:: Source passage ::
Now that you have completed this tutorial, you are ready to start using Rhombus lighthouse oracles and creating your own projects! We provide lighthouses that contain all kinds of information that may be useful to you, such as crypto prices, temperature, and random number generators like the one you used today. Check out all our oracles here (insert link)

If you create an amazing project using one of our oracles and would like to share it with us, please do so here (add information, formats, email). Your project may even end up featured on our website and win a bounty prize! (ask jeff)

Additionally, there are a few more things that could help you in your oracle development, listed below

Performing local testing

Everything is great if your project works, but what if you are running into errors reading data from a lighthouse? It's a pain to deploy your entire project to Rinkeby each time you change your code, and performing tests on Rinkeby is difficult as well. That is why you may want to learn about the local testing feature to save time when you are developing your own projects that use lighthouse oracles. We have integrated lighthouse testing with regular Truffle test suites for a smooth experience. Here's how it works.

In order to test your project in Truffle, you need a lighthouse to read from. But your local Ganache chain cannot communicate with the Rinkeby chain, and your project to be Truffle tested is on Ganache while the lighthouse you want to read from is on Rinkeby.

:: Recorded data ::
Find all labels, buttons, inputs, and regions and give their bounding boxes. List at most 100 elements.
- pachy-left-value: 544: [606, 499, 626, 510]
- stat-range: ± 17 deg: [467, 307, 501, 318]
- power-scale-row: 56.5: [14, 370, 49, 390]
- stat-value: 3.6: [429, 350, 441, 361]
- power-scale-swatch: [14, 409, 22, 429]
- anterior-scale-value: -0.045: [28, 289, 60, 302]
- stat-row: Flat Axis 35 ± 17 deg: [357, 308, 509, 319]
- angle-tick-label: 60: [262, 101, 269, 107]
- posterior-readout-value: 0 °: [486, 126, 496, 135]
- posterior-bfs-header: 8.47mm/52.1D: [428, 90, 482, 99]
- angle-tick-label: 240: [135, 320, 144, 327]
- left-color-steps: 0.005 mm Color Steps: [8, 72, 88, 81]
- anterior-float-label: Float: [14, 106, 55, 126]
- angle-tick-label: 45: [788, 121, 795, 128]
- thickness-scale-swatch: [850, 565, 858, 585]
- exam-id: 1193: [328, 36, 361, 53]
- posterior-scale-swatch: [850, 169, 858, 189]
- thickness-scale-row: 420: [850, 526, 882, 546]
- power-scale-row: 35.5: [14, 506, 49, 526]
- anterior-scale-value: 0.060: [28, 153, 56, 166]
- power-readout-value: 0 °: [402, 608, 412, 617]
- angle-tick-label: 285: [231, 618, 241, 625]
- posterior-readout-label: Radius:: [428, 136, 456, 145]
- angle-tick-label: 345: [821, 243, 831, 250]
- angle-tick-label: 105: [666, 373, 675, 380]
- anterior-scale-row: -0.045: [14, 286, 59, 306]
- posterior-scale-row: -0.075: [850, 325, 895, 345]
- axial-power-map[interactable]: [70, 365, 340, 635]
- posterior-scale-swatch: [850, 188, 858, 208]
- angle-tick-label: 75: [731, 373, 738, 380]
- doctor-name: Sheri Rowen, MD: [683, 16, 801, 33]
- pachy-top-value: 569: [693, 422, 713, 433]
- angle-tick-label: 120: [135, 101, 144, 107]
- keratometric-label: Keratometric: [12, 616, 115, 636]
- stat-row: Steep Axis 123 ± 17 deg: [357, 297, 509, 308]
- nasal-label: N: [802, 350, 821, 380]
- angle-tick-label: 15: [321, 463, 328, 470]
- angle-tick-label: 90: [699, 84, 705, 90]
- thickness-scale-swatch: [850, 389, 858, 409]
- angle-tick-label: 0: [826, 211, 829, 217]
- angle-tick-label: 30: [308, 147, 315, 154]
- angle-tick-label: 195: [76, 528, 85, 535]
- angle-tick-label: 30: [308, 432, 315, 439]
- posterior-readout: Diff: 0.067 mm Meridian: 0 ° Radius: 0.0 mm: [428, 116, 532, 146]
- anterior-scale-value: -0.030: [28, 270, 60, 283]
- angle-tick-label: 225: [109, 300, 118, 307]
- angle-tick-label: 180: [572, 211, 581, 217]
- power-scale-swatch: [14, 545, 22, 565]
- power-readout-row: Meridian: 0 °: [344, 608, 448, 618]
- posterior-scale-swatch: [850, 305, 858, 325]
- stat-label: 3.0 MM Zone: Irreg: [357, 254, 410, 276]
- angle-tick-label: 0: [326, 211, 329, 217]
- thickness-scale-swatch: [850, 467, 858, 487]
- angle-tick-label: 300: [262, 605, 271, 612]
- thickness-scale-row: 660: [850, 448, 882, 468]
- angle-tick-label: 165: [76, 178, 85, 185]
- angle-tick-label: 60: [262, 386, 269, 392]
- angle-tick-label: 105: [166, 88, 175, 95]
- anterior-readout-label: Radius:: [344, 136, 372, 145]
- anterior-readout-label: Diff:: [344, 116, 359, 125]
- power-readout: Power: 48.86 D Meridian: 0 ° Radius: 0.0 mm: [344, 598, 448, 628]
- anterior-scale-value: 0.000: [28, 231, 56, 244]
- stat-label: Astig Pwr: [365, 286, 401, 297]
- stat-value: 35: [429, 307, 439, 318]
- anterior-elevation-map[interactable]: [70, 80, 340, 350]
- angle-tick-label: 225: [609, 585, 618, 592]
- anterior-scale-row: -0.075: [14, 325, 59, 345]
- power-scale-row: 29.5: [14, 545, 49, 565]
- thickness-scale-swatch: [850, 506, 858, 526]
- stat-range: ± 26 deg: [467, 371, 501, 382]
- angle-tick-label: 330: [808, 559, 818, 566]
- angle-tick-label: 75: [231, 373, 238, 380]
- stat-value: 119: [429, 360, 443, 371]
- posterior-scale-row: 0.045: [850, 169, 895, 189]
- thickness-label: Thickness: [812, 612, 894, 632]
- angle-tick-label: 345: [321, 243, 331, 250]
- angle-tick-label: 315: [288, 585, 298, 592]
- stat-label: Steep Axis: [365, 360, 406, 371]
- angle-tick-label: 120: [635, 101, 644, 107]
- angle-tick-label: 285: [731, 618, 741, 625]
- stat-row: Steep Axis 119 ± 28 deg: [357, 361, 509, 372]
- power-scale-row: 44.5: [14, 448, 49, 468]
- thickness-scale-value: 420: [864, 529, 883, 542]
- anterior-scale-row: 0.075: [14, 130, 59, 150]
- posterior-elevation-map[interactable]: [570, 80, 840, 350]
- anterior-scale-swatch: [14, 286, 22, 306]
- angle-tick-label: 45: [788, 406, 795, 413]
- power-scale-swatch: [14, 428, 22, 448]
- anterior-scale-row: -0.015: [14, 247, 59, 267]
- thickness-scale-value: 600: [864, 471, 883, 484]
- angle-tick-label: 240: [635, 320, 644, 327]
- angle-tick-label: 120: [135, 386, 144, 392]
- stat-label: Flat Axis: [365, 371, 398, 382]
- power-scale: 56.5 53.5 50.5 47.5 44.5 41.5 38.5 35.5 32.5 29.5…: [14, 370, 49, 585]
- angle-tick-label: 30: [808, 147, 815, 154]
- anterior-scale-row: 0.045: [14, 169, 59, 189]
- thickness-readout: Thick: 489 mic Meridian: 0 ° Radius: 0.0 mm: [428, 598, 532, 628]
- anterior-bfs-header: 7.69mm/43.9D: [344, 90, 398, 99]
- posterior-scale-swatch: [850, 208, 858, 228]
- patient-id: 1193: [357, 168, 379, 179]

:: Parts of the exercise ::
**1)** According to the tutorial passage, what has lighthouse testing been integrated with?
**2)** Please quote the part of the tutorial passage that opens with the words containing "If you create" and closes with "how it works.".

:: Solved tasks ::
**1)** Regular Truffle test suites.

**2)**
If you create an amazing project using one of our oracles and would like to share it with us, please do so here (add information, formats, email). Your project may even end up featured on our website and win a bounty prize! (ask jeff)

Additionally, there are a few more things that could help you in your oracle development, listed below

Performing local testing

Everything is great if your project works, but what if you are running into errors reading data from a lighthouse? It's a pain to deploy your entire project to Rinkeby each time you change your code, and performing tests on Rinkeby is difficult as well. That is why you may want to learn about the local testing feature to save time when you are developing your own projects that use lighthouse oracles. We have integrated lighthouse testing with regular Truffle test suites for a smooth experience. Here's how it works.